== STATED PROBLEM ==
Copy each listing below word for word, leaving out the pictures.

== WORKING DATA

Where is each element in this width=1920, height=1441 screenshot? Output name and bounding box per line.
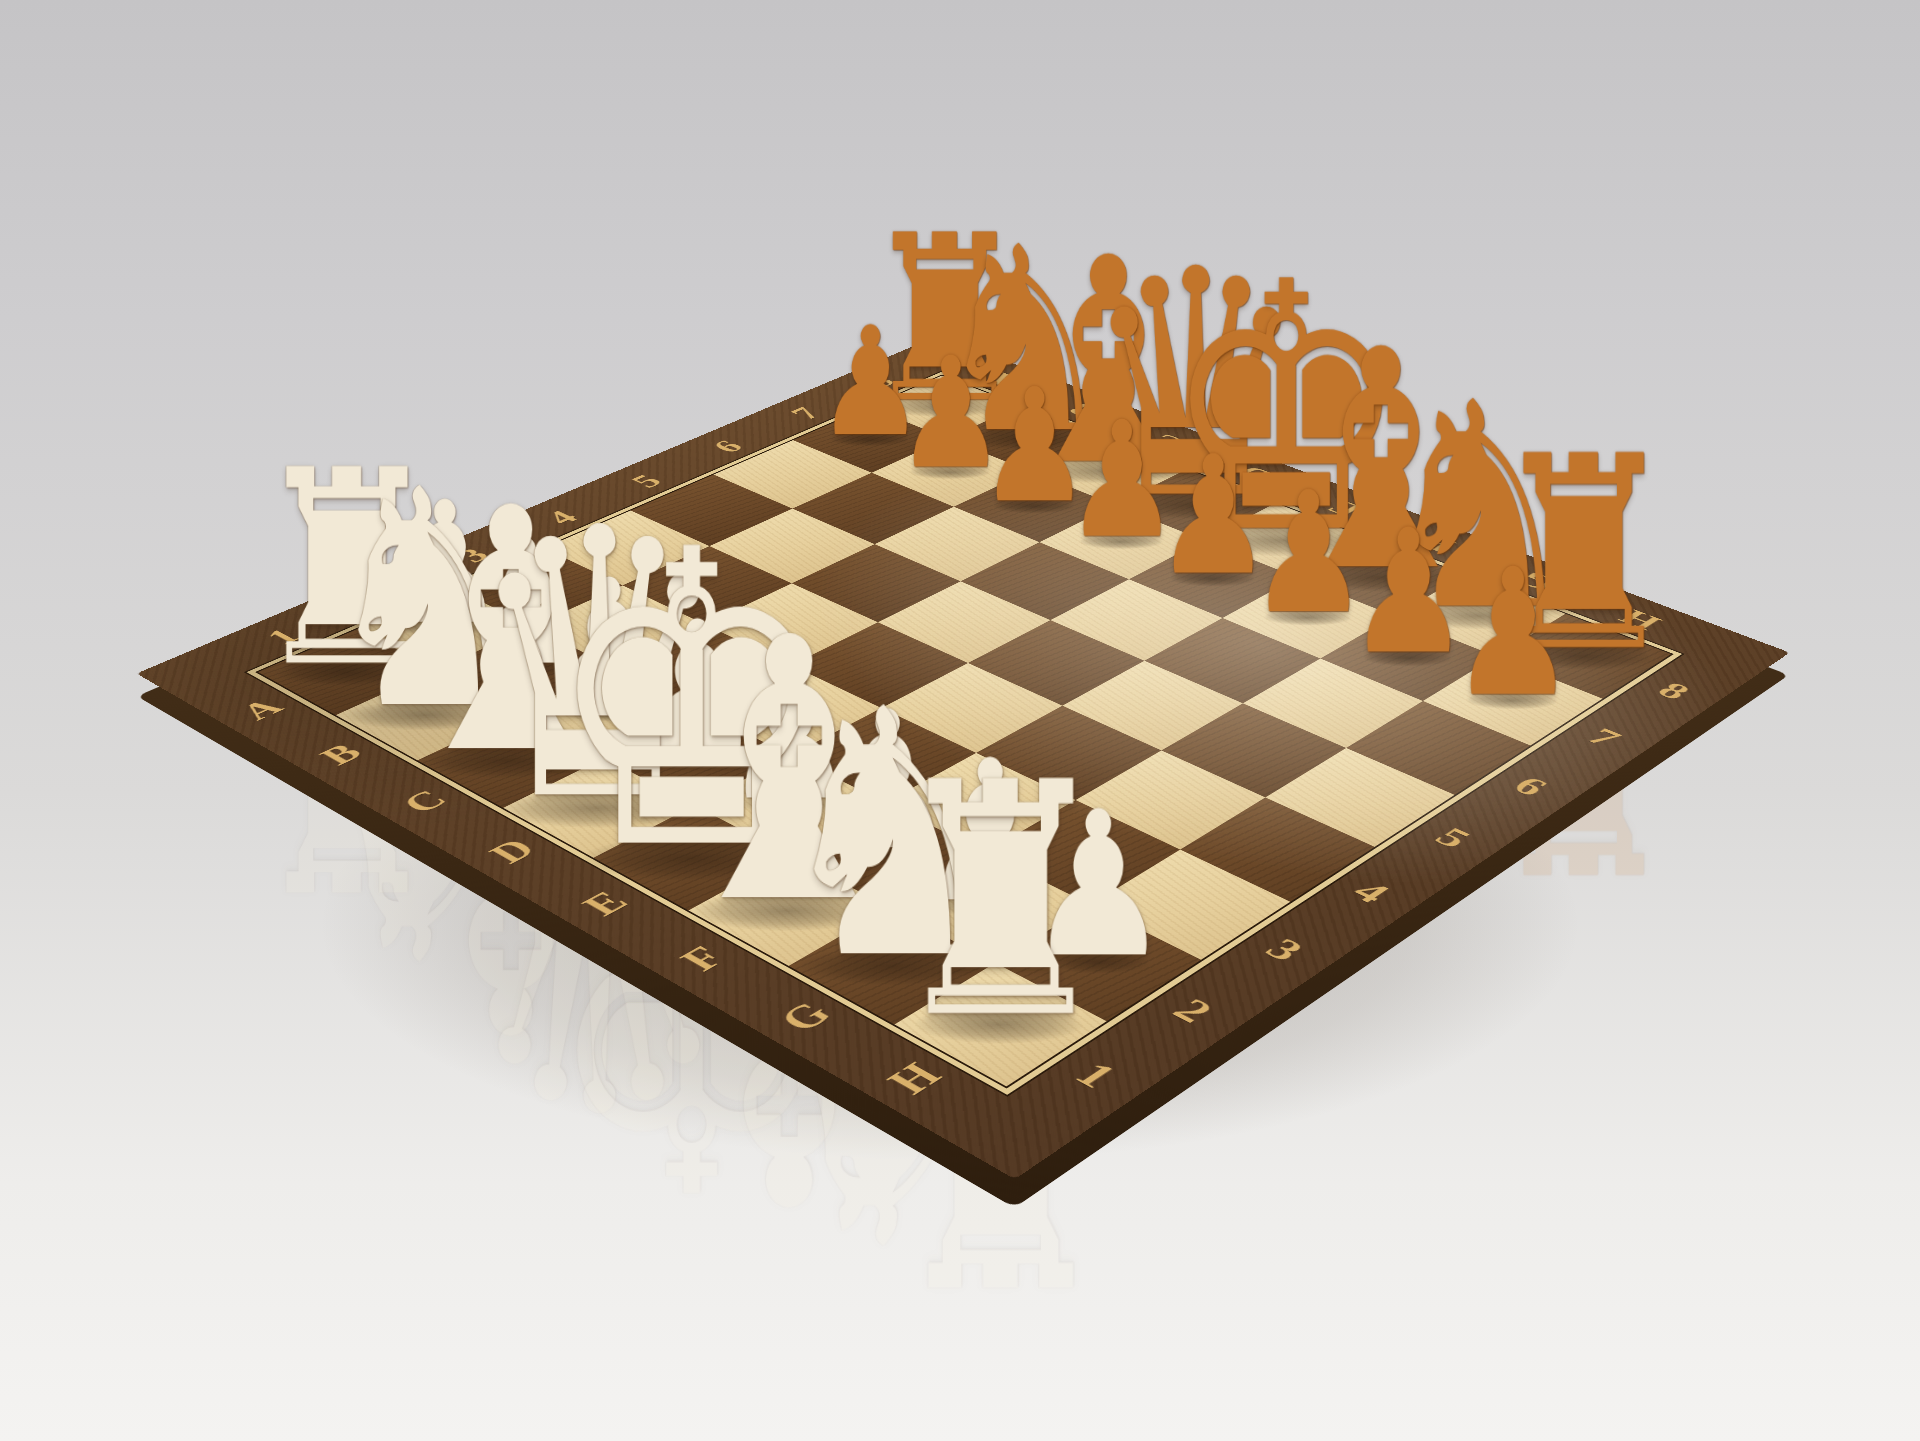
white-rook-icon: ♜: [885, 739, 1116, 1061]
scene: AA11BB22CC33DD44EE55FF66GG77HH88 ♜♜♞♞♝♝♛…: [0, 0, 1920, 1441]
amber-pawn-icon: ♟: [1450, 545, 1576, 721]
rook-reflection: ♜: [885, 1003, 1116, 1325]
chess-board: AA11BB22CC33DD44EE55FF66GG77HH88 ♜♜♞♞♝♝♛…: [136, 335, 1789, 1178]
studio-backdrop: AA11BB22CC33DD44EE55FF66GG77HH88 ♜♜♞♞♝♝♛…: [0, 0, 1920, 1441]
board-face: AA11BB22CC33DD44EE55FF66GG77HH88 ♜♜♞♞♝♝♛…: [136, 335, 1789, 1178]
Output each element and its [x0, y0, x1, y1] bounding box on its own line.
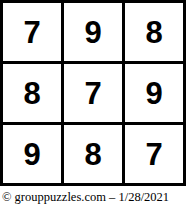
cell-r2c3: 9 [125, 64, 183, 122]
cell-r1c1: 7 [3, 3, 61, 61]
cell-r3c1: 9 [3, 125, 61, 183]
cell-r3c3: 7 [125, 125, 183, 183]
cell-r2c2: 7 [64, 64, 122, 122]
cell-r1c2: 9 [64, 3, 122, 61]
cell-r3c2: 8 [64, 125, 122, 183]
footer: © grouppuzzles.com – 1/28/2021 [0, 186, 186, 208]
puzzle-grid: 7 9 8 8 7 9 9 8 7 [0, 0, 186, 186]
copyright-credit: © grouppuzzles.com – 1/28/2021 [2, 190, 169, 205]
cell-r2c1: 8 [3, 64, 61, 122]
cell-r1c3: 8 [125, 3, 183, 61]
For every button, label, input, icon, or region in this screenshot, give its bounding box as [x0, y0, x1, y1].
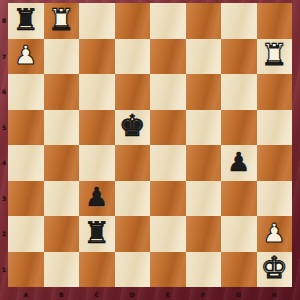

====

== WRITTEN REPLY ==
Where is each element in this width=1920, height=1441 screenshot? Output name and bounding box per line.
white-rook-icon: ♜: [885, 739, 1116, 1061]
scene: AA11BB22CC33DD44EE55FF66GG77HH88 ♜♜♞♞♝♝♛…: [0, 0, 1920, 1441]
amber-pawn-icon: ♟: [1450, 545, 1576, 721]
rook-reflection: ♜: [885, 1003, 1116, 1325]
chess-board: AA11BB22CC33DD44EE55FF66GG77HH88 ♜♜♞♞♝♝♛…: [136, 335, 1789, 1178]
studio-backdrop: AA11BB22CC33DD44EE55FF66GG77HH88 ♜♜♞♞♝♝♛…: [0, 0, 1920, 1441]
board-face: AA11BB22CC33DD44EE55FF66GG77HH88 ♜♜♞♞♝♝♛…: [136, 335, 1789, 1178]
Output each element and its [x0, y0, x1, y1] bounding box on its own line.
cell-r2c3: 9 [125, 64, 183, 122]
cell-r1c1: 7 [3, 3, 61, 61]
cell-r3c1: 9 [3, 125, 61, 183]
cell-r3c3: 7 [125, 125, 183, 183]
cell-r2c2: 7 [64, 64, 122, 122]
cell-r1c2: 9 [64, 3, 122, 61]
cell-r3c2: 8 [64, 125, 122, 183]
footer: © grouppuzzles.com – 1/28/2021 [0, 186, 186, 208]
puzzle-grid: 7 9 8 8 7 9 9 8 7 [0, 0, 186, 186]
copyright-credit: © grouppuzzles.com – 1/28/2021 [2, 190, 169, 205]
cell-r2c1: 8 [3, 64, 61, 122]
cell-r1c3: 8 [125, 3, 183, 61]
For every button, label, input, icon, or region in this screenshot, give its bounding box as [x0, y0, x1, y1].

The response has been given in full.